Task to carry out »
Report every line below that holds the word "phổi".

# start of Records provided

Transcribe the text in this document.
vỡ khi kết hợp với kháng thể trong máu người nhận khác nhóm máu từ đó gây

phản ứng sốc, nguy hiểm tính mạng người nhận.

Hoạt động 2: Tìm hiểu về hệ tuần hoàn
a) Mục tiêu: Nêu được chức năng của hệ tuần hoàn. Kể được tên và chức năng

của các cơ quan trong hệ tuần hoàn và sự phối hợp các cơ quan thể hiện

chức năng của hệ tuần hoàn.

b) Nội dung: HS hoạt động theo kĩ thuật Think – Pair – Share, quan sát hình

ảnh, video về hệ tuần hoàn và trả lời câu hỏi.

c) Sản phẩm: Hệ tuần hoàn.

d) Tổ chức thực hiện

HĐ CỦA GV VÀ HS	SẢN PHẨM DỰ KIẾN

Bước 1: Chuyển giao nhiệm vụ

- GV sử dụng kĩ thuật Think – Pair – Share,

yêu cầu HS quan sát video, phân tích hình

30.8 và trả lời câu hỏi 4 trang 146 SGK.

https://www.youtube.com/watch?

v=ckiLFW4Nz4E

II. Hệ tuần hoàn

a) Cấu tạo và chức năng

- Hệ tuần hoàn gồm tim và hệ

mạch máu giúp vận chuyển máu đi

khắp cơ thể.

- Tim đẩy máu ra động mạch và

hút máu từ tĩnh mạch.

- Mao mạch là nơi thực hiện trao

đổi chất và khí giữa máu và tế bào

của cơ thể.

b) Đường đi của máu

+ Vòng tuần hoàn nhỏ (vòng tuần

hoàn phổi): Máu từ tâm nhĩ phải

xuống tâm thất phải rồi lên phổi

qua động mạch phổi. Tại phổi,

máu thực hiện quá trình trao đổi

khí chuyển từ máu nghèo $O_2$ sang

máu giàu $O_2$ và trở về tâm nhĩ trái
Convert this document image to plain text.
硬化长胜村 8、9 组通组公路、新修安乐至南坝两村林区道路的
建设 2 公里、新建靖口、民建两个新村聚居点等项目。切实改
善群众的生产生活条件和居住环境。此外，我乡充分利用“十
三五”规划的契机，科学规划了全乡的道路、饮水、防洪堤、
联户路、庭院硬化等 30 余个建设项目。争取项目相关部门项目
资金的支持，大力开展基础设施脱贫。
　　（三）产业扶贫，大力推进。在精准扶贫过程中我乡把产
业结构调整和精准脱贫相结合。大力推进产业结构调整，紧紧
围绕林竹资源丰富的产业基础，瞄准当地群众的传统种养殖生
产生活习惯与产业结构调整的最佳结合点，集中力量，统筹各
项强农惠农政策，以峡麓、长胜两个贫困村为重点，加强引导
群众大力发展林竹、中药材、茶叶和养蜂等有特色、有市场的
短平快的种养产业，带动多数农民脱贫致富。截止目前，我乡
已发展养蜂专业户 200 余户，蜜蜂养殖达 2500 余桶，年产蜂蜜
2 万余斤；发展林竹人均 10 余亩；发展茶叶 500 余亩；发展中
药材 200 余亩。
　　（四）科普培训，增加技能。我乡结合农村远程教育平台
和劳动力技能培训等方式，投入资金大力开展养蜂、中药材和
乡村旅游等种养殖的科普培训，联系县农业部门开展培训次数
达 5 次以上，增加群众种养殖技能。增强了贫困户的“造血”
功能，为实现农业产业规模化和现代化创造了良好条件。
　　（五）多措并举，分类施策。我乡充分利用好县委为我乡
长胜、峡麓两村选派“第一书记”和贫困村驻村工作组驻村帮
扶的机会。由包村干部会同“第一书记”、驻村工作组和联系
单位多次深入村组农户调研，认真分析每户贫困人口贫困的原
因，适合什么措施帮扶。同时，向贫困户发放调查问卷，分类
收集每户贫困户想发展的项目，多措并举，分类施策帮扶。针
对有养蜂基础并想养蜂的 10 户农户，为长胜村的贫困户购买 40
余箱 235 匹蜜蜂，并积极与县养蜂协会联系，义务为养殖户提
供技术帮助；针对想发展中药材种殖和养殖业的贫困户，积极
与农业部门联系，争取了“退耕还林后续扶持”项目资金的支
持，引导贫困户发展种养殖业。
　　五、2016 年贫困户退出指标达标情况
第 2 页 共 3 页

# end of Records provided

Output for this exercise »
hoàn phổi): Máu từ tâm nhĩ phải
xuống tâm thất phải rồi lên phổi
qua động mạch phổi. Tại phổi,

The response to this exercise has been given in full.